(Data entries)

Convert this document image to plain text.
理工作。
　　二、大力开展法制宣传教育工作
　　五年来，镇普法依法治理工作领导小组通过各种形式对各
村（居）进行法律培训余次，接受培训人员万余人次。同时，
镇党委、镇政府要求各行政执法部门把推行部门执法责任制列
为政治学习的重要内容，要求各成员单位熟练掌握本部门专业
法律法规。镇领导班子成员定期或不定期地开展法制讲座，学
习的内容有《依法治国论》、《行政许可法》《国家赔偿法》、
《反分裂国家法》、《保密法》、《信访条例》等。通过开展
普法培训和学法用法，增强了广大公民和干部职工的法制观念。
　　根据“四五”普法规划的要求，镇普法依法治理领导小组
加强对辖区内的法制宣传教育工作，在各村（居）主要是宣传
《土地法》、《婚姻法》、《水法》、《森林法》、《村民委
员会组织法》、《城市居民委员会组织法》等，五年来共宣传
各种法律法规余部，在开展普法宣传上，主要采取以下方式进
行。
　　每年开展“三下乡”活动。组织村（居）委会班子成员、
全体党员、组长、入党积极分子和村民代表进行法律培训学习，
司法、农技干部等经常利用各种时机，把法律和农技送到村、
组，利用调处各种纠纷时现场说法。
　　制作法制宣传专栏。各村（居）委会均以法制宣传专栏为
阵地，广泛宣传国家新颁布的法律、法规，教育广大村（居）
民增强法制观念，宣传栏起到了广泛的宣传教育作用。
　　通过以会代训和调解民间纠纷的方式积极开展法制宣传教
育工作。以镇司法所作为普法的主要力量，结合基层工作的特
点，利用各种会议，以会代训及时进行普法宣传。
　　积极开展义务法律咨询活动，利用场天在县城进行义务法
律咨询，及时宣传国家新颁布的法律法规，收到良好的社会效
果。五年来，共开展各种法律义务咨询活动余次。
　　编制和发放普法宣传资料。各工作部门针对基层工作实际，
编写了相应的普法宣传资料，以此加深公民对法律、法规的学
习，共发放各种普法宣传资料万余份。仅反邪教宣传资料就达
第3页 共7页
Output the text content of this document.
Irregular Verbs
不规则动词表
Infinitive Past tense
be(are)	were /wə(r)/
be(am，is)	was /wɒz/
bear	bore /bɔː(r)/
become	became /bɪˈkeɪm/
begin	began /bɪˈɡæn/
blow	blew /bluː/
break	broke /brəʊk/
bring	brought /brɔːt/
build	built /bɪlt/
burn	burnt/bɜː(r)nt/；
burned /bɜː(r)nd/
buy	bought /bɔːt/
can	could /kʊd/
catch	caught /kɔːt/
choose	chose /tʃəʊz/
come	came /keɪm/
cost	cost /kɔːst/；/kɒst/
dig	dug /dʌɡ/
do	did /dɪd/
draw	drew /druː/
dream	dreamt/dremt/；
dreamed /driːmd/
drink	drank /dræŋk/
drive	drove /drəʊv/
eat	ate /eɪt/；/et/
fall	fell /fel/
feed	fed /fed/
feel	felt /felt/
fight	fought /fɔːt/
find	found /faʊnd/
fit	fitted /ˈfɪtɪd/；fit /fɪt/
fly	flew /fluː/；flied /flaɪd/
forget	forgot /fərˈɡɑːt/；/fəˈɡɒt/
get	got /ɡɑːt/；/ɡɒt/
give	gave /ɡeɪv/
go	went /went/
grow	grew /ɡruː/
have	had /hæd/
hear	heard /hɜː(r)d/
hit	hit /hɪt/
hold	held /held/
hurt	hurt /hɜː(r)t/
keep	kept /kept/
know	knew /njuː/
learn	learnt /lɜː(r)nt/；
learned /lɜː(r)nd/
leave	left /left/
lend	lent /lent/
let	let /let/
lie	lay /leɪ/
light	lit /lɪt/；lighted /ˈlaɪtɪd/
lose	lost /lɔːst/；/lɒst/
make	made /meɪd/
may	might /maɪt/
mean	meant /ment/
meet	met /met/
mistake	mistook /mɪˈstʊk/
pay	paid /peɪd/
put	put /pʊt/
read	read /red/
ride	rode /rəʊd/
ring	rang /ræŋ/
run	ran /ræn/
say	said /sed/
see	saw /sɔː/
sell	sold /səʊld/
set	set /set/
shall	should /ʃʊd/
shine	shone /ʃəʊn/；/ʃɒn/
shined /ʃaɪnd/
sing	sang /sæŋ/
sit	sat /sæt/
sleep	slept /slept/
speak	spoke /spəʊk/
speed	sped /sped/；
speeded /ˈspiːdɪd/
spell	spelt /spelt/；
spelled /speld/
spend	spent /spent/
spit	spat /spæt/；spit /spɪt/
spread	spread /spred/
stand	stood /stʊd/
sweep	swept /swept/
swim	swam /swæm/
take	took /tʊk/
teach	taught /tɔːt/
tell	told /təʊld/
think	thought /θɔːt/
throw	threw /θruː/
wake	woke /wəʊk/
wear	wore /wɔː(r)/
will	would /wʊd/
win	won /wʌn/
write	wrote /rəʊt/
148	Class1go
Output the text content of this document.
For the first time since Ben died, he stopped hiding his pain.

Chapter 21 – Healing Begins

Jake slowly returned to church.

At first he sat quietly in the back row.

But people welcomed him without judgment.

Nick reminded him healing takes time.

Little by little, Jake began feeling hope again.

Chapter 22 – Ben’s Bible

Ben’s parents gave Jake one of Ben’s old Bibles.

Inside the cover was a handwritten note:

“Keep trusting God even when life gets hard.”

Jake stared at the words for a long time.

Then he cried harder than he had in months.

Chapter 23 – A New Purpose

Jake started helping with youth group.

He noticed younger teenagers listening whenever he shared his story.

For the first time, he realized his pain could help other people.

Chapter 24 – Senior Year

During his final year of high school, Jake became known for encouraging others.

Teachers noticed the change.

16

Given exercise: Go through the listing above and restate it word for word.

Exercise response:
Convert this document image to plain text.
理工作。
　　二、大力开展法制宣传教育工作
　　五年来，镇普法依法治理工作领导小组通过各种形式对各
村（居）进行法律培训余次，接受培训人员万余人次。同时，
镇党委、镇政府要求各行政执法部门把推行部门执法责任制列
为政治学习的重要内容，要求各成员单位熟练掌握本部门专业
法律法规。镇领导班子成员定期或不定期地开展法制讲座，学
习的内容有《依法治国论》、《行政许可法》《国家赔偿法》、
《反分裂国家法》、《保密法》、《信访条例》等。通过开展
普法培训和学法用法，增强了广大公民和干部职工的法制观念。
　　根据“四五”普法规划的要求，镇普法依法治理领导小组
加强对辖区内的法制宣传教育工作，在各村（居）主要是宣传
《土地法》、《婚姻法》、《水法》、《森林法》、《村民委
员会组织法》、《城市居民委员会组织法》等，五年来共宣传
各种法律法规余部，在开展普法宣传上，主要采取以下方式进
行。
　　每年开展“三下乡”活动。组织村（居）委会班子成员、
全体党员、组长、入党积极分子和村民代表进行法律培训学习，
司法、农技干部等经常利用各种时机，把法律和农技送到村、
组，利用调处各种纠纷时现场说法。
　　制作法制宣传专栏。各村（居）委会均以法制宣传专栏为
阵地，广泛宣传国家新颁布的法律、法规，教育广大村（居）
民增强法制观念，宣传栏起到了广泛的宣传教育作用。
　　通过以会代训和调解民间纠纷的方式积极开展法制宣传教
育工作。以镇司法所作为普法的主要力量，结合基层工作的特
点，利用各种会议，以会代训及时进行普法宣传。
　　积极开展义务法律咨询活动，利用场天在县城进行义务法
律咨询，及时宣传国家新颁布的法律法规，收到良好的社会效
果。五年来，共开展各种法律义务咨询活动余次。
　　编制和发放普法宣传资料。各工作部门针对基层工作实际，
编写了相应的普法宣传资料，以此加深公民对法律、法规的学
习，共发放各种普法宣传资料万余份。仅反邪教宣传资料就达
第3页 共7页
Output the text content of this document.
Irregular Verbs
不规则动词表
Infinitive Past tense
be(are)	were /wə(r)/
be(am，is)	was /wɒz/
bear	bore /bɔː(r)/
become	became /bɪˈkeɪm/
begin	began /bɪˈɡæn/
blow	blew /bluː/
break	broke /brəʊk/
bring	brought /brɔːt/
build	built /bɪlt/
burn	burnt/bɜː(r)nt/；
burned /bɜː(r)nd/
buy	bought /bɔːt/
can	could /kʊd/
catch	caught /kɔːt/
choose	chose /tʃəʊz/
come	came /keɪm/
cost	cost /kɔːst/；/kɒst/
dig	dug /dʌɡ/
do	did /dɪd/
draw	drew /druː/
dream	dreamt/dremt/；
dreamed /driːmd/
drink	drank /dræŋk/
drive	drove /drəʊv/
eat	ate /eɪt/；/et/
fall	fell /fel/
feed	fed /fed/
feel	felt /felt/
fight	fought /fɔːt/
find	found /faʊnd/
fit	fitted /ˈfɪtɪd/；fit /fɪt/
fly	flew /fluː/；flied /flaɪd/
forget	forgot /fərˈɡɑːt/；/fəˈɡɒt/
get	got /ɡɑːt/；/ɡɒt/
give	gave /ɡeɪv/
go	went /went/
grow	grew /ɡruː/
have	had /hæd/
hear	heard /hɜː(r)d/
hit	hit /hɪt/
hold	held /held/
hurt	hurt /hɜː(r)t/
keep	kept /kept/
know	knew /njuː/
learn	learnt /lɜː(r)nt/；
learned /lɜː(r)nd/
leave	left /left/
lend	lent /lent/
let	let /let/
lie	lay /leɪ/
light	lit /lɪt/；lighted /ˈlaɪtɪd/
lose	lost /lɔːst/；/lɒst/
make	made /meɪd/
may	might /maɪt/
mean	meant /ment/
meet	met /met/
mistake	mistook /mɪˈstʊk/
pay	paid /peɪd/
put	put /pʊt/
read	read /red/
ride	rode /rəʊd/
ring	rang /ræŋ/
run	ran /ræn/
say	said /sed/
see	saw /sɔː/
sell	sold /səʊld/
set	set /set/
shall	should /ʃʊd/
shine	shone /ʃəʊn/；/ʃɒn/
shined /ʃaɪnd/
sing	sang /sæŋ/
sit	sat /sæt/
sleep	slept /slept/
speak	spoke /spəʊk/
speed	sped /sped/；
speeded /ˈspiːdɪd/
spell	spelt /spelt/；
spelled /speld/
spend	spent /spent/
spit	spat /spæt/；spit /spɪt/
spread	spread /spred/
stand	stood /stʊd/
sweep	swept /swept/
swim	swam /swæm/
take	took /tʊk/
teach	taught /tɔːt/
tell	told /təʊld/
think	thought /θɔːt/
throw	threw /θruː/
wake	woke /wəʊk/
wear	wore /wɔː(r)/
will	would /wʊd/
win	won /wʌn/
write	wrote /rəʊt/
148	Class1go
Output the text content of this document.
For the first time since Ben died, he stopped hiding his pain.

Chapter 21 – Healing Begins

Jake slowly returned to church.

At first he sat quietly in the back row.

But people welcomed him without judgment.

Nick reminded him healing takes time.

Little by little, Jake began feeling hope again.

Chapter 22 – Ben’s Bible

Ben’s parents gave Jake one of Ben’s old Bibles.

Inside the cover was a handwritten note:

“Keep trusting God even when life gets hard.”

Jake stared at the words for a long time.

Then he cried harder than he had in months.

Chapter 23 – A New Purpose

Jake started helping with youth group.

He noticed younger teenagers listening whenever he shared his story.

For the first time, he realized his pain could help other people.

Chapter 24 – Senior Year

During his final year of high school, Jake became known for encouraging others.

Teachers noticed the change.

16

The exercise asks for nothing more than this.